[Element and region data]
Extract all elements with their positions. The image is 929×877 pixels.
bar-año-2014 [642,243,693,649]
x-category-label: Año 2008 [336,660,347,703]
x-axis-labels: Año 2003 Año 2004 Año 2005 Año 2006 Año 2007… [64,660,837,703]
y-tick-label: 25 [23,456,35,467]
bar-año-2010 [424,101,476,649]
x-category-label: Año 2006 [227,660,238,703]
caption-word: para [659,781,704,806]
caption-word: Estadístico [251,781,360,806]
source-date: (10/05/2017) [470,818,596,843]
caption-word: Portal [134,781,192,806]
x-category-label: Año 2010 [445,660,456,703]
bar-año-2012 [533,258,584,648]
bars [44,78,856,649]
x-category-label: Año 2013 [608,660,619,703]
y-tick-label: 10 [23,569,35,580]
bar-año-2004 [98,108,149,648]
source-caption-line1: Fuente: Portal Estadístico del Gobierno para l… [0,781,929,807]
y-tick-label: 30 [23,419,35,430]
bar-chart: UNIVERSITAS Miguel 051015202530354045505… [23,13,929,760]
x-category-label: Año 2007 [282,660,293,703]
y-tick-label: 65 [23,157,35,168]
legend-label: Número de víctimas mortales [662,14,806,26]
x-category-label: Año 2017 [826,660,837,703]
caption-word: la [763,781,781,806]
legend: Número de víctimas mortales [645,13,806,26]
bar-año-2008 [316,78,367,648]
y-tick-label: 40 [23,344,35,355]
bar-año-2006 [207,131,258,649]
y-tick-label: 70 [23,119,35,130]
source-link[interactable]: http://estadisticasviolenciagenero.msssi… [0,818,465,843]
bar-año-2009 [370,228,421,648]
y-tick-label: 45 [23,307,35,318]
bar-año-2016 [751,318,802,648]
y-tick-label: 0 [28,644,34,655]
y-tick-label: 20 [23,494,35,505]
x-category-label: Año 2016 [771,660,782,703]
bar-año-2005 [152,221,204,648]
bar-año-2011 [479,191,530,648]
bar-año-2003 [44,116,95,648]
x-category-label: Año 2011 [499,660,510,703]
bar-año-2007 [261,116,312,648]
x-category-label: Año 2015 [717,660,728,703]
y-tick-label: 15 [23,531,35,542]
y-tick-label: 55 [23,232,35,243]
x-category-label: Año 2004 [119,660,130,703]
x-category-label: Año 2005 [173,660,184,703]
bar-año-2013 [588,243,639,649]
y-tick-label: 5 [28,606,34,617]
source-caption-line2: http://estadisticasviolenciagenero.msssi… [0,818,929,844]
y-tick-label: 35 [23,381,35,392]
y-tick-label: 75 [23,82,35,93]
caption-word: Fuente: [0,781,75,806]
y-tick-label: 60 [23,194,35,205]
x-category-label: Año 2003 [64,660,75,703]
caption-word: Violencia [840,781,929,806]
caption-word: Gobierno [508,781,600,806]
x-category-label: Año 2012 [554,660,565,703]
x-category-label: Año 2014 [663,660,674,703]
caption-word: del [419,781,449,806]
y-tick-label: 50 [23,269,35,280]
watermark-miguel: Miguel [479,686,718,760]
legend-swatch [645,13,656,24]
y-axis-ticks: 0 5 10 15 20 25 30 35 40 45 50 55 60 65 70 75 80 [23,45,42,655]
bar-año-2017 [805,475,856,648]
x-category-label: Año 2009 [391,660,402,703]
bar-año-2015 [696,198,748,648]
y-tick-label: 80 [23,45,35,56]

PROMPT = Please turn the stretch of the listing from its first line through the line containing "source-caption-line1: Fuente: Portal", both ends included, into a numbered list, leaving out any blank lines.

ANSWER =
1. Extract all elements with their positions. The image is 929×877 pixels.
2. bar-año-2014 [642,243,693,649]
3. x-category-label: Año 2008 [336,660,347,703]
4. x-axis-labels: Año 2003 Año 2004 Año 2005 Año 2006 Año 2007… [64,660,837,703]
5. y-tick-label: 25 [23,456,35,467]
6. bar-año-2010 [424,101,476,649]
7. x-category-label: Año 2006 [227,660,238,703]
8. caption-word: para [659,781,704,806]
9. caption-word: Estadístico [251,781,360,806]
10. source-date: (10/05/2017) [470,818,596,843]
11. caption-word: Portal [134,781,192,806]
12. x-category-label: Año 2010 [445,660,456,703]
13. bar-año-2012 [533,258,584,648]
14. bars [44,78,856,649]
15. x-category-label: Año 2013 [608,660,619,703]
16. y-tick-label: 10 [23,569,35,580]
17. bar-año-2004 [98,108,149,648]
18. source-caption-line1: Fuente: Portal Estadístico del Gobierno para l… [0,781,929,807]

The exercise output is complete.